All of the records below should be output exactly.

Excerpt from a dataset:
# # # # # # #
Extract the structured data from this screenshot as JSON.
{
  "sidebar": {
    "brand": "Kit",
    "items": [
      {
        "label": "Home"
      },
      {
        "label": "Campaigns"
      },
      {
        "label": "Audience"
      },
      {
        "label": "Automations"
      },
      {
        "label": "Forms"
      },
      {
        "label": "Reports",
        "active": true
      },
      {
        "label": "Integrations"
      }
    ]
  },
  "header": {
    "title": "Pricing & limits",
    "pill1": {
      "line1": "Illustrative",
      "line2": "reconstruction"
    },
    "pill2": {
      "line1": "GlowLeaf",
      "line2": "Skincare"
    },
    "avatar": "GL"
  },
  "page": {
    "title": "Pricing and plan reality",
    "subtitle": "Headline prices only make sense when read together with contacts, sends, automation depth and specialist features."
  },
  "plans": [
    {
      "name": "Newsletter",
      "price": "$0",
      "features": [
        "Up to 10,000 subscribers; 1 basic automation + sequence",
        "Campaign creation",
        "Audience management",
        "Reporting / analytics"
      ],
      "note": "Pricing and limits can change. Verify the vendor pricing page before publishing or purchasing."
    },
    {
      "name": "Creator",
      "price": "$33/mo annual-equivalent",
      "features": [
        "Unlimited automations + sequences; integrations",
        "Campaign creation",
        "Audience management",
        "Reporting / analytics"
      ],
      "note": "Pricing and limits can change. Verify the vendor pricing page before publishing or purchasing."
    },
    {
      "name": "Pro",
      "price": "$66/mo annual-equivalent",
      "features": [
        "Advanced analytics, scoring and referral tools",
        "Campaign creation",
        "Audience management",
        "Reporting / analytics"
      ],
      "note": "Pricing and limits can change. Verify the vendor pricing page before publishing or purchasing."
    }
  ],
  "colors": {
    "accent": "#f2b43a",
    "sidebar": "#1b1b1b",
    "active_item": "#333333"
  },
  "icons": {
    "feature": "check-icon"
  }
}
# # # # # # #
▸ EXERCISE RESULT
Extract the structured data from this screenshot as JSON.
{
  "sidebar": {
    "brand": "Kit",
    "items": [
      {
        "label": "Home"
      },
      {
        "label": "Campaigns"
      },
      {
        "label": "Audience"
      },
      {
        "label": "Automations"
      },
      {
        "label": "Forms"
      },
      {
        "label": "Reports",
        "active": true
      },
      {
        "label": "Integrations"
      }
    ]
  },
  "header": {
    "title": "Pricing & limits",
    "pill1": {
      "line1": "Illustrative",
      "line2": "reconstruction"
    },
    "pill2": {
      "line1": "GlowLeaf",
      "line2": "Skincare"
    },
    "avatar": "GL"
  },
  "page": {
    "title": "Pricing and plan reality",
    "subtitle": "Headline prices only make sense when read together with contacts, sends, automation depth and specialist features."
  },
  "plans": [
    {
      "name": "Newsletter",
      "price": "$0",
      "features": [
        "Up to 10,000 subscribers; 1 basic automation + sequence",
        "Campaign creation",
        "Audience management",
        "Reporting / analytics"
      ],
      "note": "Pricing and limits can change. Verify the vendor pricing page before publishing or purchasing."
    },
    {
      "name": "Creator",
      "price": "$33/mo annual-equivalent",
      "features": [
        "Unlimited automations + sequences; integrations",
        "Campaign creation",
        "Audience management",
        "Reporting / analytics"
      ],
      "note": "Pricing and limits can change. Verify the vendor pricing page before publishing or purchasing."
    },
    {
      "name": "Pro",
      "price": "$66/mo annual-equivalent",
      "features": [
        "Advanced analytics, scoring and referral tools",
        "Campaign creation",
        "Audience management",
        "Reporting / analytics"
      ],
      "note": "Pricing and limits can change. Verify the vendor pricing page before publishing or purchasing."
    }
  ],
  "colors": {
    "accent": "#f2b43a",
    "sidebar": "#1b1b1b",
    "active_item": "#333333"
  },
  "icons": {
    "feature": "check-icon"
  }
}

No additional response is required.